# [EXTRAIT]
= = =
Nous avions donc souhaité atténuer les effets de cette tentation centralisatrice, sans rapport, à vrai dire, avec les moyens dont dispose l'administration pour la réaliser. Les conclusions de la commission mixte paritaire répondent à cette préoccupation.
Le contrôle scientifique et technique exercé par l'Etat sur les musées territoriaux et les institutions privées ayant reçu l'appellation « musée de France » sera limité aux dispositions prévues par la loi, ce qui n'exclut pas le maintien des compétences de l'inspection générale des musées, dont les moyens devraient, au demeurant, être renforcés afin de permettre à l'Etat de remplir le rôle de conseil et d'expertise que lui assigne l'article 4.
Les acquisitions et les restaurations auxquelles procéderont ces musées seront soumises préalablement à leur réalisation, non pas aux services de l'Etat qui, à l'échelon déconcentré, ne disposent pas des compétences nécessaires, mais à des instances scientifiques. Cette procédure permettra d'éclairer les choix scientifiques de ces institutions, sans pour autant limiter leur liberté de gestion, dans la mesure où ces avis ne lieront pas leurs décisions.
Par ailleurs, le texte adopté par la commission mixte paritaire, tout en rappelant la nécessité pour les musées de développer leurs actions de diffusion culturelle, leur laisse la latitude nécessaire pour en organiser les modalités administratives.
Au-delà, le caractère contractuel du statut de « musée de France » prévu par le projet de loi a été renforcé.
= = =
# [LISTE DES LIGNES]
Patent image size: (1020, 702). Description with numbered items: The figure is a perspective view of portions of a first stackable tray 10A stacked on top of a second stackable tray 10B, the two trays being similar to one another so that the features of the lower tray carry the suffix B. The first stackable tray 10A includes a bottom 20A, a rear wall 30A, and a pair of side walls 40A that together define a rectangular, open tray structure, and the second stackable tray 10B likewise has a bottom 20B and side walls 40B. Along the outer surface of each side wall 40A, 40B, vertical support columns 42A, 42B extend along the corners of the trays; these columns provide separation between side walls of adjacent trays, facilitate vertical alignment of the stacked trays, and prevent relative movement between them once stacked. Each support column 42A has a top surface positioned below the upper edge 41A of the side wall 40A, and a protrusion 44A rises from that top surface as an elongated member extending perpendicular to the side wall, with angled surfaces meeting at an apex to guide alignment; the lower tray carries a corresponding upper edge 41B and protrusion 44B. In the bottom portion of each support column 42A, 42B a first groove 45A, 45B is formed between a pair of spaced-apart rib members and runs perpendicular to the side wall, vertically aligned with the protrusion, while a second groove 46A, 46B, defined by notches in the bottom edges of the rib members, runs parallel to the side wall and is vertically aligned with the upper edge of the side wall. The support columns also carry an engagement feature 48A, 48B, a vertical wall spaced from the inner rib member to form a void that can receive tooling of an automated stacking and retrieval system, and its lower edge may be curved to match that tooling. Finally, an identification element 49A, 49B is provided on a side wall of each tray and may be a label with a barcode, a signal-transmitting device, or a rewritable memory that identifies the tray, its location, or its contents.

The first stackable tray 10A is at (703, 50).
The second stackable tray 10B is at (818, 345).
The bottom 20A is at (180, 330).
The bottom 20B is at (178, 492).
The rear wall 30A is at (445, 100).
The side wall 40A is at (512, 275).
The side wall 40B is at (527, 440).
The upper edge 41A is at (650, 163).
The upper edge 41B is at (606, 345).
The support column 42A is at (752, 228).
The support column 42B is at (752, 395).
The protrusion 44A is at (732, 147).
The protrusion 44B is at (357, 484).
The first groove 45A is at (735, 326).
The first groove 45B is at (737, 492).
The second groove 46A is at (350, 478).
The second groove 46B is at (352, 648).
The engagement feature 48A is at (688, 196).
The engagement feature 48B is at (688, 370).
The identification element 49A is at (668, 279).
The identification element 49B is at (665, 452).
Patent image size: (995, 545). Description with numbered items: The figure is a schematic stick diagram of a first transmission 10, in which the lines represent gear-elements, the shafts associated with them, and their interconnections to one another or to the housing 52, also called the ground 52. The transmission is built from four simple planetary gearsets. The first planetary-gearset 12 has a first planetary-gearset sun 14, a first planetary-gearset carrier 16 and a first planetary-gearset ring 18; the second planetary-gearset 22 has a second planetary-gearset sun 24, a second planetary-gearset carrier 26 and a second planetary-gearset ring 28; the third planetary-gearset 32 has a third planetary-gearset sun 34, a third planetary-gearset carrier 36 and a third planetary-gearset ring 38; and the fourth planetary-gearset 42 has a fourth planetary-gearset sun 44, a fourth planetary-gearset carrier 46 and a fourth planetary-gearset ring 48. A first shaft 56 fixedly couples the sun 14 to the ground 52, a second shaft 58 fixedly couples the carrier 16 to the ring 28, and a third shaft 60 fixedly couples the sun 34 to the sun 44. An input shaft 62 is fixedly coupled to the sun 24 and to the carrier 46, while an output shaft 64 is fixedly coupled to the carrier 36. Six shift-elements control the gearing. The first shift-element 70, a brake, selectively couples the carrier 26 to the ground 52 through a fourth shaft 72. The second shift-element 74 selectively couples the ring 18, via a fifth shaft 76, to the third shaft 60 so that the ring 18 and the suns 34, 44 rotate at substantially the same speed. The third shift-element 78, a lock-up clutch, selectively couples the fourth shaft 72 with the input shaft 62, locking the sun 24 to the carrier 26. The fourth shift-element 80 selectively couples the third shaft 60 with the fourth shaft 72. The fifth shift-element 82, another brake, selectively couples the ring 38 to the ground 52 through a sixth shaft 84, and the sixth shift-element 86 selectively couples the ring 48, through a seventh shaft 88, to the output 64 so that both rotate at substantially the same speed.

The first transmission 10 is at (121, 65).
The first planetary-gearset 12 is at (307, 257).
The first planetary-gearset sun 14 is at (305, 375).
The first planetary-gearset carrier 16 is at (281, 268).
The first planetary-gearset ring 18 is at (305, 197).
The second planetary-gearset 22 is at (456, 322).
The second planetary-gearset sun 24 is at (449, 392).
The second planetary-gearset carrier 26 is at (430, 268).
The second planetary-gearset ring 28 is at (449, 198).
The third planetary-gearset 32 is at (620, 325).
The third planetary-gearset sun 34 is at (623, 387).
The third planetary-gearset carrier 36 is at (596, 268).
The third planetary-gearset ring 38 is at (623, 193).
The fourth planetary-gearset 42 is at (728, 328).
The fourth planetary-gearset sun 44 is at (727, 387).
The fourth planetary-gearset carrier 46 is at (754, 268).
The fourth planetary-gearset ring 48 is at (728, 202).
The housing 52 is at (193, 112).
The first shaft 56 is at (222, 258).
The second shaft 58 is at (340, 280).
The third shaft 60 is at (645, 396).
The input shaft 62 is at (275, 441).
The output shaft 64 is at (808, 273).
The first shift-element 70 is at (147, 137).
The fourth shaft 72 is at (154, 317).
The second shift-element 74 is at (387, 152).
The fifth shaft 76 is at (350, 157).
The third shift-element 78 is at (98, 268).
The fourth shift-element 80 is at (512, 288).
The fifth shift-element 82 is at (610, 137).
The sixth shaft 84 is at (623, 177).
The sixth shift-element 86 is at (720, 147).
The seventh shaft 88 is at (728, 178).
= = =
# [CONSIGNE A]
Répondez aux questions suivantes à partir de l'extrait sur les musées de France.
(i) À quoi le contrôle scientifique et technique exercé par l'État sera-t-il limité ?
(ii) À qui les acquisitions et les restaurations de ces musées seront-elles soumises avant leur réalisation ?
(iii) Qu'est-ce qui a été renforcé dans le projet de loi au-delà de ces mesures ?
# [CONSIGNE B]
Recopiez fidèlement le passage de l'extrait sur les musées de France qui va de « Les acquisitions et » à « a été renforcé. ».
# [CONSIGNE C]
Rédigez la suite du texte sur les musées de France à partir de l'endroit où il s'interrompt.

# [RÉPONSE A]
(i) Aux dispositions prévues par la loi.
(ii) À des instances scientifiques.
(iii) Le caractère contractuel du statut de « musée de France ».

# [RÉPONSE B]
Les acquisitions et les restaurations auxquelles procéderont ces musées seront soumises préalablement à leur réalisation, non pas aux services de l'Etat qui, à l'échelon déconcentré, ne disposent pas des compétences nécessaires, mais à des instances scientifiques. Cette procédure permettra d'éclairer les choix scientifiques de ces institutions, sans pour autant limiter leur liberté de gestion, dans la mesure où ces avis ne lieront pas leurs décisions.
Par ailleurs, le texte adopté par la commission mixte paritaire, tout en rappelant la nécessité pour les musées de développer leurs actions de diffusion culturelle, leur laisse la latitude nécessaire pour en organiser les modalités administratives.
Au-delà, le caractère contractuel du statut de « musée de France » prévu par le projet de loi a été renforcé.

# [RÉPONSE C]
La commission mixte paritaire, reprenant sur ce point le texte du Sénat, a précisé les conditions de sortie du dispositif afin que ce statut ne soit pas irrévocable. Cela correspond, au demeurant, à l'esprit de la réforme ; vous avez souligné à de nombreuses reprises, madame la ministre, que ce dispositif se voulait fondé sur la libre adhésion des institutions muséographiques. La rédaction de l'article 3 constitue un équilibre satisfaisant entre le souci de respecter ce principe et la nécessaire défense de l'intérêt public des collections, ainsi que la non moins nécessaire protection des deniers publics.
Ainsi, un musée qui souhaite sortir de la famille des musées de France pourra obtenir le retrait de l'appellation à l'expiration d'un délai de quatre ans. Si cette institution a bénéficié de concours financiers de l'Etat ou d'une collectivité territoriale, le retrait relèvera de la compétence discrétionnaire du ministre, et la propriété des biens ainsi acquis devra être transférée à un autre musée de France.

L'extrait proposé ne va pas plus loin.